◆ WHAT THE EXERCISE ASKS ◆
Please reproduce the entries below exactly, leaving the pictures out.

◆ Transcript data for document pages ◆
= = = = =
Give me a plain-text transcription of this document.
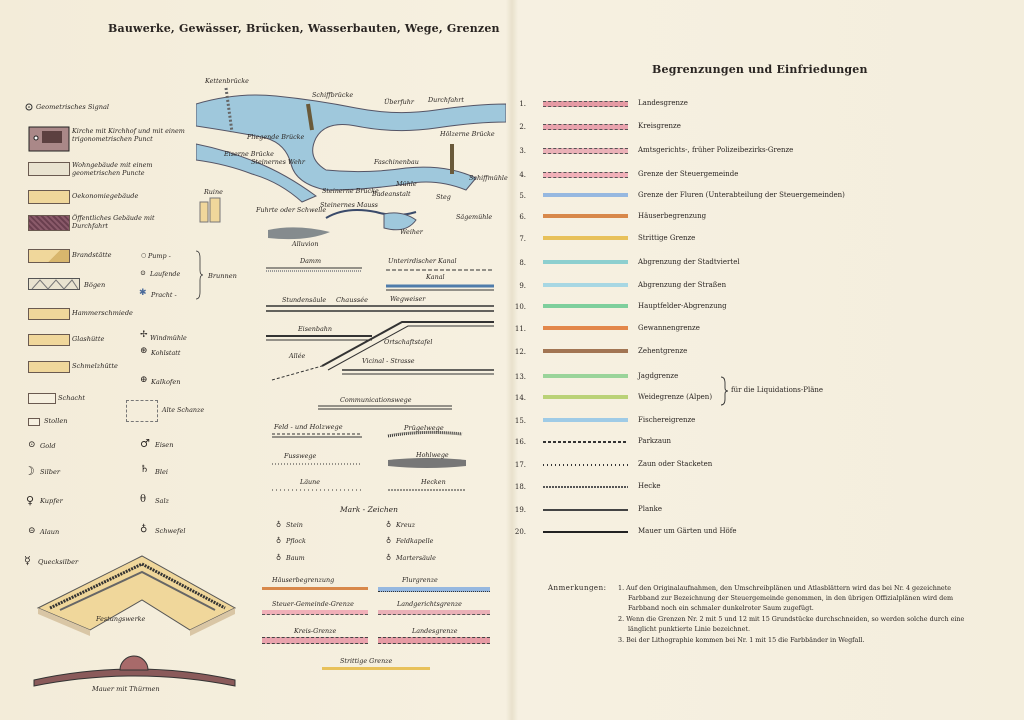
Bauwerke, Gewässer, Brücken, Wasserbauten, Wege, Grenzen
Geometrisches Signal
Kirche mit Kirchhof und mit einem trigonometrischen Punct
Wohngebäude mit einem geometrischen Puncte
Oekonomiegebäude
Öffentliches Gebäude mit Durchfahrt
Brandstätte
Bögen
Hammerschmiede
Glashütte
Schmelzhütte
Schacht
Stollen
⊙ Gold
☽ Silber
♀ Kupfer
⊝ Alaun
☿ Quecksilber
○ Pump -
⊙ Laufende
✱ Pracht -
Brunnen
✢ Windmühle
⊛ Kohlstatt
⊕ Kalkofen
Alte Schanze
♂ Eisen
♄ Blei
θ Salz
♁ Schwefel
Festungswerke
Mauer mit Thürmen
Kettenbrücke
Schiffbrücke
Überfuhr Durchfahrt
Fliegende Brücke
Eiserne Brücke
Steinernes Wehr	Faschinenbau
Hölzerne Brücke
Schiffmühle
Ruine	Steinerne Brücke
Steinernes Mauss
Mühle
Badeanstalt	Steg
Sägemühle
Fuhrte oder Schwelle
Alluvion
Weiher
Damm	Unterirdischer Kanal
Kanal
Stundensäule Chaussée	Wegweiser
Eisenbahn
Ortschaftstafel
Allée
Vicinal - Strasse
Communicationswege
Feld - und Holzwege	Prügelwege
Fusswege	Hohlwege
Läune	Hecken
Mark - Zeichen
♁ Stein	♁ Kreuz
♁ Pflock	♁ Feldkapelle
♁ Baum	♁ Martersäule
Häuserbegrenzung	Flurgrenze
Steuer-Gemeinde-Grenze	Landgerichtsgrenze
Kreis-Grenze	Landesgrenze
Strittige Grenze
Begrenzungen und Einfriedungen
1.	Landesgrenze
2.	Kreisgrenze
3.	Amtsgerichts-, früher Polizeibezirks-Grenze
4.	Grenze der Steuergemeinde
5.	Grenze der Fluren (Unterabteilung der Steuergemeinden)
6.	Häuserbegrenzung
7.	Strittige Grenze
8.	Abgrenzung der Stadtviertel
9.	Abgrenzung der Straßen
10.	Hauptfelder-Abgrenzung
11.	Gewannengrenze
12.	Zehentgrenze
13.	Jagdgrenze
14.	Weidegrenze (Alpen)
15.	Fischereigrenze
16.	Parkzaun
17.	Zaun oder Stacketen
18.	Hecke
19.	Planke
20.	Mauer um Gärten und Höfe
für die Liquidations-Pläne
Anmerkungen: 1. Auf den Originalaufnahmen, den Umschreibplänen und Atlasblättern wird das bei Nr. 4 gezeichnete
Farbband zur Bezeichnung der Steuergemeinde genommen, in den übrigen Offizialplänen wird dem
Farbband noch ein schmaler dunkelroter Saum zugefügt.
2. Wenn die Grenzen Nr. 2 mit 5 und 12 mit 15 Grundstücke durchschneiden, so werden solche durch eine
länglicht punktierte Linie bezeichnet.
3. Bei der Lithographie kommen bei Nr. 1 mit 15 die Farbbänder in Wegfall.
= = = = =
◆ ANSWER TO THIS PROBLEM ◆
Give me a plain-text transcription of this document.
Bauwerke, Gewässer, Brücken, Wasserbauten, Wege, Grenzen
Geometrisches Signal
Kirche mit Kirchhof und mit einem trigonometrischen Punct
Wohngebäude mit einem geometrischen Puncte
Oekonomiegebäude
Öffentliches Gebäude mit Durchfahrt
Brandstätte
Bögen
Hammerschmiede
Glashütte
Schmelzhütte
Schacht
Stollen
⊙ Gold
☽ Silber
♀ Kupfer
⊝ Alaun
☿ Quecksilber
○ Pump -
⊙ Laufende
✱ Pracht -
Brunnen
✢ Windmühle
⊛ Kohlstatt
⊕ Kalkofen
Alte Schanze
♂ Eisen
♄ Blei
θ Salz
♁ Schwefel
Festungswerke
Mauer mit Thürmen
Kettenbrücke
Schiffbrücke
Überfuhr Durchfahrt
Fliegende Brücke
Eiserne Brücke
Steinernes Wehr	Faschinenbau
Hölzerne Brücke
Schiffmühle
Ruine	Steinerne Brücke
Steinernes Mauss
Mühle
Badeanstalt	Steg
Sägemühle
Fuhrte oder Schwelle
Alluvion
Weiher
Damm	Unterirdischer Kanal
Kanal
Stundensäule Chaussée	Wegweiser
Eisenbahn
Ortschaftstafel
Allée
Vicinal - Strasse
Communicationswege
Feld - und Holzwege	Prügelwege
Fusswege	Hohlwege
Läune	Hecken
Mark - Zeichen
♁ Stein	♁ Kreuz
♁ Pflock	♁ Feldkapelle
♁ Baum	♁ Martersäule
Häuserbegrenzung	Flurgrenze
Steuer-Gemeinde-Grenze	Landgerichtsgrenze
Kreis-Grenze	Landesgrenze
Strittige Grenze
Begrenzungen und Einfriedungen
1.	Landesgrenze
2.	Kreisgrenze
3.	Amtsgerichts-, früher Polizeibezirks-Grenze
4.	Grenze der Steuergemeinde
5.	Grenze der Fluren (Unterabteilung der Steuergemeinden)
6.	Häuserbegrenzung
7.	Strittige Grenze
8.	Abgrenzung der Stadtviertel
9.	Abgrenzung der Straßen
10.	Hauptfelder-Abgrenzung
11.	Gewannengrenze
12.	Zehentgrenze
13.	Jagdgrenze
14.	Weidegrenze (Alpen)
15.	Fischereigrenze
16.	Parkzaun
17.	Zaun oder Stacketen
18.	Hecke
19.	Planke
20.	Mauer um Gärten und Höfe
für die Liquidations-Pläne
Anmerkungen: 1. Auf den Originalaufnahmen, den Umschreibplänen und Atlasblättern wird das bei Nr. 4 gezeichnete
Farbband zur Bezeichnung der Steuergemeinde genommen, in den übrigen Offizialplänen wird dem
Farbband noch ein schmaler dunkelroter Saum zugefügt.
2. Wenn die Grenzen Nr. 2 mit 5 und 12 mit 15 Grundstücke durchschneiden, so werden solche durch eine
länglicht punktierte Linie bezeichnet.
3. Bei der Lithographie kommen bei Nr. 1 mit 15 die Farbbänder in Wegfall.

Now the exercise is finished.